--- DATASET ENTRIES ---
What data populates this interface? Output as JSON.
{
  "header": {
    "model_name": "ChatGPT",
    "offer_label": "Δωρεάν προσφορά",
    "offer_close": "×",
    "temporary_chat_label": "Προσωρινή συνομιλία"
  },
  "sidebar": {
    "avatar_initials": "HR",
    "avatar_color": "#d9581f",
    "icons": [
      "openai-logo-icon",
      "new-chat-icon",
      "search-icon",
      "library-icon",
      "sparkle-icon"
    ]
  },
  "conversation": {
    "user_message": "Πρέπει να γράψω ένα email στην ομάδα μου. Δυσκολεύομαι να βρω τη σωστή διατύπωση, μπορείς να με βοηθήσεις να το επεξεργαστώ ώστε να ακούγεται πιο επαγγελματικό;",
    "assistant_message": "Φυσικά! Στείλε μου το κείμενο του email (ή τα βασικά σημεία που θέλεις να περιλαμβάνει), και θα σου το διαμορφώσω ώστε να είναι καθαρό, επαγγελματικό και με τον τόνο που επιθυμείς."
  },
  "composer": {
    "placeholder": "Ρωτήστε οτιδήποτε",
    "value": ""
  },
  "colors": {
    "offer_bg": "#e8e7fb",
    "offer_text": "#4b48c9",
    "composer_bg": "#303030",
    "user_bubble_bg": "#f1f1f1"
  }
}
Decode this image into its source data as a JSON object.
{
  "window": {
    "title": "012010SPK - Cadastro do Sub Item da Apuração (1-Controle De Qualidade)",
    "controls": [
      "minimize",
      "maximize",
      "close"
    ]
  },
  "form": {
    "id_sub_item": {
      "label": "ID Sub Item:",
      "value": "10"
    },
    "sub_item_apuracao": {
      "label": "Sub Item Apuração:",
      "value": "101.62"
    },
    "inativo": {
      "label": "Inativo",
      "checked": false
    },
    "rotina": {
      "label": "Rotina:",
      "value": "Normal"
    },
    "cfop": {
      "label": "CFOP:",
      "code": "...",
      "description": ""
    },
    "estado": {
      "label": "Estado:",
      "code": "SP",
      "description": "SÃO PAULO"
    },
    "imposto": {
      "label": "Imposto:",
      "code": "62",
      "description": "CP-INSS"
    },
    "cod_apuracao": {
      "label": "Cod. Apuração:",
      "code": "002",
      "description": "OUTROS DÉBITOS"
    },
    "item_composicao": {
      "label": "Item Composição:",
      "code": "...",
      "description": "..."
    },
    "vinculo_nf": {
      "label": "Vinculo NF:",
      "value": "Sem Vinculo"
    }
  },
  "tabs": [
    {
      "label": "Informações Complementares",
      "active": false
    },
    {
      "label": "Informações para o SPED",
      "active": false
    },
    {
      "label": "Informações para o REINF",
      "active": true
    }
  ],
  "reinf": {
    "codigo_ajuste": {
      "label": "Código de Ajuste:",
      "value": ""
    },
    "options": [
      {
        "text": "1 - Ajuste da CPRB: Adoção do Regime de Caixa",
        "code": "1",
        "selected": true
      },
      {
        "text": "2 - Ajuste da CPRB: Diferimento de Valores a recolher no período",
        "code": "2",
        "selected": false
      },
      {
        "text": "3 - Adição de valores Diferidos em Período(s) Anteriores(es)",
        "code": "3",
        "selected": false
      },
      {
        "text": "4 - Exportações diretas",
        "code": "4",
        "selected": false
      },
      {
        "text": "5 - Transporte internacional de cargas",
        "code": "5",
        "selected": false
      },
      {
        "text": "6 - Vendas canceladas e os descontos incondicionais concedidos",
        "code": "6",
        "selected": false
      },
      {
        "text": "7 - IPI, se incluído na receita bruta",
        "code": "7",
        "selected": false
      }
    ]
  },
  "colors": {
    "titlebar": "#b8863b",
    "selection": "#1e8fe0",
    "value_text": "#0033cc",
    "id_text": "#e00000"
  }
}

--- SHORT EXERCISE ---
Repeat all the records. Match each line exactly.

--- FINISHED EXERCISE ---
What data populates this interface? Output as JSON.
{
  "header": {
    "model_name": "ChatGPT",
    "offer_label": "Δωρεάν προσφορά",
    "offer_close": "×",
    "temporary_chat_label": "Προσωρινή συνομιλία"
  },
  "sidebar": {
    "avatar_initials": "HR",
    "avatar_color": "#d9581f",
    "icons": [
      "openai-logo-icon",
      "new-chat-icon",
      "search-icon",
      "library-icon",
      "sparkle-icon"
    ]
  },
  "conversation": {
    "user_message": "Πρέπει να γράψω ένα email στην ομάδα μου. Δυσκολεύομαι να βρω τη σωστή διατύπωση, μπορείς να με βοηθήσεις να το επεξεργαστώ ώστε να ακούγεται πιο επαγγελματικό;",
    "assistant_message": "Φυσικά! Στείλε μου το κείμενο του email (ή τα βασικά σημεία που θέλεις να περιλαμβάνει), και θα σου το διαμορφώσω ώστε να είναι καθαρό, επαγγελματικό και με τον τόνο που επιθυμείς."
  },
  "composer": {
    "placeholder": "Ρωτήστε οτιδήποτε",
    "value": ""
  },
  "colors": {
    "offer_bg": "#e8e7fb",
    "offer_text": "#4b48c9",
    "composer_bg": "#303030",
    "user_bubble_bg": "#f1f1f1"
  }
}
Decode this image into its source data as a JSON object.
{
  "window": {
    "title": "012010SPK - Cadastro do Sub Item da Apuração (1-Controle De Qualidade)",
    "controls": [
      "minimize",
      "maximize",
      "close"
    ]
  },
  "form": {
    "id_sub_item": {
      "label": "ID Sub Item:",
      "value": "10"
    },
    "sub_item_apuracao": {
      "label": "Sub Item Apuração:",
      "value": "101.62"
    },
    "inativo": {
      "label": "Inativo",
      "checked": false
    },
    "rotina": {
      "label": "Rotina:",
      "value": "Normal"
    },
    "cfop": {
      "label": "CFOP:",
      "code": "...",
      "description": ""
    },
    "estado": {
      "label": "Estado:",
      "code": "SP",
      "description": "SÃO PAULO"
    },
    "imposto": {
      "label": "Imposto:",
      "code": "62",
      "description": "CP-INSS"
    },
    "cod_apuracao": {
      "label": "Cod. Apuração:",
      "code": "002",
      "description": "OUTROS DÉBITOS"
    },
    "item_composicao": {
      "label": "Item Composição:",
      "code": "...",
      "description": "..."
    },
    "vinculo_nf": {
      "label": "Vinculo NF:",
      "value": "Sem Vinculo"
    }
  },
  "tabs": [
    {
      "label": "Informações Complementares",
      "active": false
    },
    {
      "label": "Informações para o SPED",
      "active": false
    },
    {
      "label": "Informações para o REINF",
      "active": true
    }
  ],
  "reinf": {
    "codigo_ajuste": {
      "label": "Código de Ajuste:",
      "value": ""
    },
    "options": [
      {
        "text": "1 - Ajuste da CPRB: Adoção do Regime de Caixa",
        "code": "1",
        "selected": true
      },
      {
        "text": "2 - Ajuste da CPRB: Diferimento de Valores a recolher no período",
        "code": "2",
        "selected": false
      },
      {
        "text": "3 - Adição de valores Diferidos em Período(s) Anteriores(es)",
        "code": "3",
        "selected": false
      },
      {
        "text": "4 - Exportações diretas",
        "code": "4",
        "selected": false
      },
      {
        "text": "5 - Transporte internacional de cargas",
        "code": "5",
        "selected": false
      },
      {
        "text": "6 - Vendas canceladas e os descontos incondicionais concedidos",
        "code": "6",
        "selected": false
      },
      {
        "text": "7 - IPI, se incluído na receita bruta",
        "code": "7",
        "selected": false
      }
    ]
  },
  "colors": {
    "titlebar": "#b8863b",
    "selection": "#1e8fe0",
    "value_text": "#0033cc",
    "id_text": "#e00000"
  }
}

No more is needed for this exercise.